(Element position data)
──────
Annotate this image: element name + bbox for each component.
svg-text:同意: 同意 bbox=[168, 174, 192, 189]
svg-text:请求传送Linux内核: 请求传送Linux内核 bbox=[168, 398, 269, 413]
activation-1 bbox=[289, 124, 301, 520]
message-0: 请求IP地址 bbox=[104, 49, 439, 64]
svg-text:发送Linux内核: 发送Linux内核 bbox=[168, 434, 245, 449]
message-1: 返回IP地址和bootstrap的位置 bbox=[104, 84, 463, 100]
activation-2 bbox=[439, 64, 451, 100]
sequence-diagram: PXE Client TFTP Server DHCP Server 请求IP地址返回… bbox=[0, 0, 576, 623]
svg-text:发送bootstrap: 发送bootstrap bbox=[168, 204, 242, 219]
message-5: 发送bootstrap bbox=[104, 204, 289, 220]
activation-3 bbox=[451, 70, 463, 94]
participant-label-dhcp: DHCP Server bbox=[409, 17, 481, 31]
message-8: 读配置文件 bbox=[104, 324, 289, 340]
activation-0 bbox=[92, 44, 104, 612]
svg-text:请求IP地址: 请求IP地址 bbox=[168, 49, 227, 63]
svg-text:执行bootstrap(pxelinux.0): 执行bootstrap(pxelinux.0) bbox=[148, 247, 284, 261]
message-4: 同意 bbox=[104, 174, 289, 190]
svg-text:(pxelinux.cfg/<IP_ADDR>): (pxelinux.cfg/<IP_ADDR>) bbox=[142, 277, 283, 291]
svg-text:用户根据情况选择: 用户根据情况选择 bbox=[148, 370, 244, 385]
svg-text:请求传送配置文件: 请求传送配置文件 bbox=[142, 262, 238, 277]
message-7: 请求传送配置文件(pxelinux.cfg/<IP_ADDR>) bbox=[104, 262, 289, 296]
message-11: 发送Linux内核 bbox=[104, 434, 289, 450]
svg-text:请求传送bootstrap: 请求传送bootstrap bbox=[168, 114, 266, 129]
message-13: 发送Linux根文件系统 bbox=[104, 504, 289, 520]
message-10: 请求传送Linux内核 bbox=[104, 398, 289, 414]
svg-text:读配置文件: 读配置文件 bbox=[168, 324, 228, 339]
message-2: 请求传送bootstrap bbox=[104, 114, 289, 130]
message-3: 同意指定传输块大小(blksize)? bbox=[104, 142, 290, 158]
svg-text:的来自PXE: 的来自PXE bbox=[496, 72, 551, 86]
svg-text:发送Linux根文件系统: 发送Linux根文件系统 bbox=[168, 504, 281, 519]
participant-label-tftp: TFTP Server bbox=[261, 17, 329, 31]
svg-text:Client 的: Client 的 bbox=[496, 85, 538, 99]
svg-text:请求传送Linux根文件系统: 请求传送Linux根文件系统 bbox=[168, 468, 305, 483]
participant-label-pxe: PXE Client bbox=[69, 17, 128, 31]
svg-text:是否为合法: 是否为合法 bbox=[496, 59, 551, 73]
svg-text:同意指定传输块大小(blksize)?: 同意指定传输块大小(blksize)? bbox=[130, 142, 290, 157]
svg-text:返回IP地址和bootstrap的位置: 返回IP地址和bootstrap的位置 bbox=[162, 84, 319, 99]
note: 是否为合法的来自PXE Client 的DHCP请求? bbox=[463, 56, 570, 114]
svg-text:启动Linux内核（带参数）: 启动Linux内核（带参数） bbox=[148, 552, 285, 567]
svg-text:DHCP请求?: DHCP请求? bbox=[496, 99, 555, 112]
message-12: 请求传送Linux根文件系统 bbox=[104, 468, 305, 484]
──────
Exercise:
Copy the rows from the first one through the row containing "message-0: 请求IP地址 bbox=[104, 49, 439, 64]", including that row, without changing anything in them.

Exercise output:
Annotate this image: element name + bbox for each component.
svg-text:同意: 同意 bbox=[168, 174, 192, 189]
svg-text:请求传送Linux内核: 请求传送Linux内核 bbox=[168, 398, 269, 413]
activation-1 bbox=[289, 124, 301, 520]
message-0: 请求IP地址 bbox=[104, 49, 439, 64]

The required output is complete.